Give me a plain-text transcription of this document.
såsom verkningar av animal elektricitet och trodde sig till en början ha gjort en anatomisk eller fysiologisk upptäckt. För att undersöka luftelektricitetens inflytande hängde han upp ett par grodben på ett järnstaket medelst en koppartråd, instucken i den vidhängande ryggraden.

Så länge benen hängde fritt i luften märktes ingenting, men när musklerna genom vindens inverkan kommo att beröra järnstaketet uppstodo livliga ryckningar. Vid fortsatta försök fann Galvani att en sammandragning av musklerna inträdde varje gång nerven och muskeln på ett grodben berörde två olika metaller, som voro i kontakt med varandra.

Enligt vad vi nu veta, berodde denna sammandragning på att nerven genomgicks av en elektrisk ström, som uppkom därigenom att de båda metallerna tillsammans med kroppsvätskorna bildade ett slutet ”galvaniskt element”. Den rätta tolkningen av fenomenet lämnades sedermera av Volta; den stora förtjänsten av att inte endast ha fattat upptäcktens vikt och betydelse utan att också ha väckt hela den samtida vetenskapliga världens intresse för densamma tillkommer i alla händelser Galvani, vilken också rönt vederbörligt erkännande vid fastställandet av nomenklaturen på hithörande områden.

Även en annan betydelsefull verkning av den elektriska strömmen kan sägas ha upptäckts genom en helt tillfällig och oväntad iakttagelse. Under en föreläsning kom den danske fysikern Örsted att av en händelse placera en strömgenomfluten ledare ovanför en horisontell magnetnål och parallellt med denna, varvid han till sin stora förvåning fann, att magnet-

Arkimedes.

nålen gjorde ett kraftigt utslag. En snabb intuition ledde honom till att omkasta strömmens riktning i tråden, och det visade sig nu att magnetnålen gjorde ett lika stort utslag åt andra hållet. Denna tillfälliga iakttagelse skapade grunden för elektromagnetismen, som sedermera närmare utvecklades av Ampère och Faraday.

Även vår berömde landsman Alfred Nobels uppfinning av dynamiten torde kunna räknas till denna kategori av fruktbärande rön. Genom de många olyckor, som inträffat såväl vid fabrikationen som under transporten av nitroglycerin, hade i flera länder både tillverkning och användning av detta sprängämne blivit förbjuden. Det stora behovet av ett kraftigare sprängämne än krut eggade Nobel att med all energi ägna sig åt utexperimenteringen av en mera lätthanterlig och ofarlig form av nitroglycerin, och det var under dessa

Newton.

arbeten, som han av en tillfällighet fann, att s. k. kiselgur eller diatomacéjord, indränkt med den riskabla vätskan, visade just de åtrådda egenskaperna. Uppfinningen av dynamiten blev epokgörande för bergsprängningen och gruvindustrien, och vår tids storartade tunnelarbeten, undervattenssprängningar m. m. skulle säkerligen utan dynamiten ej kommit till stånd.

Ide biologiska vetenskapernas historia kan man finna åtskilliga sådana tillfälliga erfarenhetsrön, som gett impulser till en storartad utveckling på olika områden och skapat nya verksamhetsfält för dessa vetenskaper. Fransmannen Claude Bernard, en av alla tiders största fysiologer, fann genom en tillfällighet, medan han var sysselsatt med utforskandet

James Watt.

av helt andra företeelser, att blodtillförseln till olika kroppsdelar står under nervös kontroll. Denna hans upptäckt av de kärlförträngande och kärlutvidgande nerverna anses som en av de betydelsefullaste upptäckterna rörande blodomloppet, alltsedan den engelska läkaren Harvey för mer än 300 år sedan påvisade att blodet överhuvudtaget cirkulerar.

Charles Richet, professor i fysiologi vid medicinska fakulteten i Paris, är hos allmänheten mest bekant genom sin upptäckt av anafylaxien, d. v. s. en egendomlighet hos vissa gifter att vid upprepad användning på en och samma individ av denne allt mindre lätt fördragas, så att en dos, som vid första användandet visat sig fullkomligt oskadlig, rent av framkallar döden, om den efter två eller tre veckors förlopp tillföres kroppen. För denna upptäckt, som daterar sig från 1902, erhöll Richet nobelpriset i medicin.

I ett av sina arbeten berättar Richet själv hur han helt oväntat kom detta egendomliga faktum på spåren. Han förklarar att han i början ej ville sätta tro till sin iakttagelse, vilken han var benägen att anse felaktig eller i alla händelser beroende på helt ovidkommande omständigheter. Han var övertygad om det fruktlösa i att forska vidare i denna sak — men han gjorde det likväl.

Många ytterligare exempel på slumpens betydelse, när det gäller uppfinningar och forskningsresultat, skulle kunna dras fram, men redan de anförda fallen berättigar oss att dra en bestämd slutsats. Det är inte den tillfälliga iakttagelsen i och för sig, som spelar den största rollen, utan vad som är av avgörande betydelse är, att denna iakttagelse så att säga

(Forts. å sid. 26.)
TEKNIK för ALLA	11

■ Work required ■
Reproduce each line of the material exactly as given.

■ Your solution ■
Give me a plain-text transcription of this document.
såsom verkningar av animal elektricitet och trodde sig till en början ha gjort en anatomisk eller fysiologisk upptäckt. För att undersöka luftelektricitetens inflytande hängde han upp ett par grodben på ett järnstaket medelst en koppartråd, instucken i den vidhängande ryggraden.

Så länge benen hängde fritt i luften märktes ingenting, men när musklerna genom vindens inverkan kommo att beröra järnstaketet uppstodo livliga ryckningar. Vid fortsatta försök fann Galvani att en sammandragning av musklerna inträdde varje gång nerven och muskeln på ett grodben berörde två olika metaller, som voro i kontakt med varandra.

Enligt vad vi nu veta, berodde denna sammandragning på att nerven genomgicks av en elektrisk ström, som uppkom därigenom att de båda metallerna tillsammans med kroppsvätskorna bildade ett slutet ”galvaniskt element”. Den rätta tolkningen av fenomenet lämnades sedermera av Volta; den stora förtjänsten av att inte endast ha fattat upptäcktens vikt och betydelse utan att också ha väckt hela den samtida vetenskapliga världens intresse för densamma tillkommer i alla händelser Galvani, vilken också rönt vederbörligt erkännande vid fastställandet av nomenklaturen på hithörande områden.

Även en annan betydelsefull verkning av den elektriska strömmen kan sägas ha upptäckts genom en helt tillfällig och oväntad iakttagelse. Under en föreläsning kom den danske fysikern Örsted att av en händelse placera en strömgenomfluten ledare ovanför en horisontell magnetnål och parallellt med denna, varvid han till sin stora förvåning fann, att magnet-

Arkimedes.

nålen gjorde ett kraftigt utslag. En snabb intuition ledde honom till att omkasta strömmens riktning i tråden, och det visade sig nu att magnetnålen gjorde ett lika stort utslag åt andra hållet. Denna tillfälliga iakttagelse skapade grunden för elektromagnetismen, som sedermera närmare utvecklades av Ampère och Faraday.

Även vår berömde landsman Alfred Nobels uppfinning av dynamiten torde kunna räknas till denna kategori av fruktbärande rön. Genom de många olyckor, som inträffat såväl vid fabrikationen som under transporten av nitroglycerin, hade i flera länder både tillverkning och användning av detta sprängämne blivit förbjuden. Det stora behovet av ett kraftigare sprängämne än krut eggade Nobel att med all energi ägna sig åt utexperimenteringen av en mera lätthanterlig och ofarlig form av nitroglycerin, och det var under dessa

Newton.

arbeten, som han av en tillfällighet fann, att s. k. kiselgur eller diatomacéjord, indränkt med den riskabla vätskan, visade just de åtrådda egenskaperna. Uppfinningen av dynamiten blev epokgörande för bergsprängningen och gruvindustrien, och vår tids storartade tunnelarbeten, undervattenssprängningar m. m. skulle säkerligen utan dynamiten ej kommit till stånd.

Ide biologiska vetenskapernas historia kan man finna åtskilliga sådana tillfälliga erfarenhetsrön, som gett impulser till en storartad utveckling på olika områden och skapat nya verksamhetsfält för dessa vetenskaper. Fransmannen Claude Bernard, en av alla tiders största fysiologer, fann genom en tillfällighet, medan han var sysselsatt med utforskandet

James Watt.

av helt andra företeelser, att blodtillförseln till olika kroppsdelar står under nervös kontroll. Denna hans upptäckt av de kärlförträngande och kärlutvidgande nerverna anses som en av de betydelsefullaste upptäckterna rörande blodomloppet, alltsedan den engelska läkaren Harvey för mer än 300 år sedan påvisade att blodet överhuvudtaget cirkulerar.

Charles Richet, professor i fysiologi vid medicinska fakulteten i Paris, är hos allmänheten mest bekant genom sin upptäckt av anafylaxien, d. v. s. en egendomlighet hos vissa gifter att vid upprepad användning på en och samma individ av denne allt mindre lätt fördragas, så att en dos, som vid första användandet visat sig fullkomligt oskadlig, rent av framkallar döden, om den efter två eller tre veckors förlopp tillföres kroppen. För denna upptäckt, som daterar sig från 1902, erhöll Richet nobelpriset i medicin.

I ett av sina arbeten berättar Richet själv hur han helt oväntat kom detta egendomliga faktum på spåren. Han förklarar att han i början ej ville sätta tro till sin iakttagelse, vilken han var benägen att anse felaktig eller i alla händelser beroende på helt ovidkommande omständigheter. Han var övertygad om det fruktlösa i att forska vidare i denna sak — men han gjorde det likväl.

Många ytterligare exempel på slumpens betydelse, när det gäller uppfinningar och forskningsresultat, skulle kunna dras fram, men redan de anförda fallen berättigar oss att dra en bestämd slutsats. Det är inte den tillfälliga iakttagelsen i och för sig, som spelar den största rollen, utan vad som är av avgörande betydelse är, att denna iakttagelse så att säga

(Forts. å sid. 26.)
TEKNIK för ALLA	11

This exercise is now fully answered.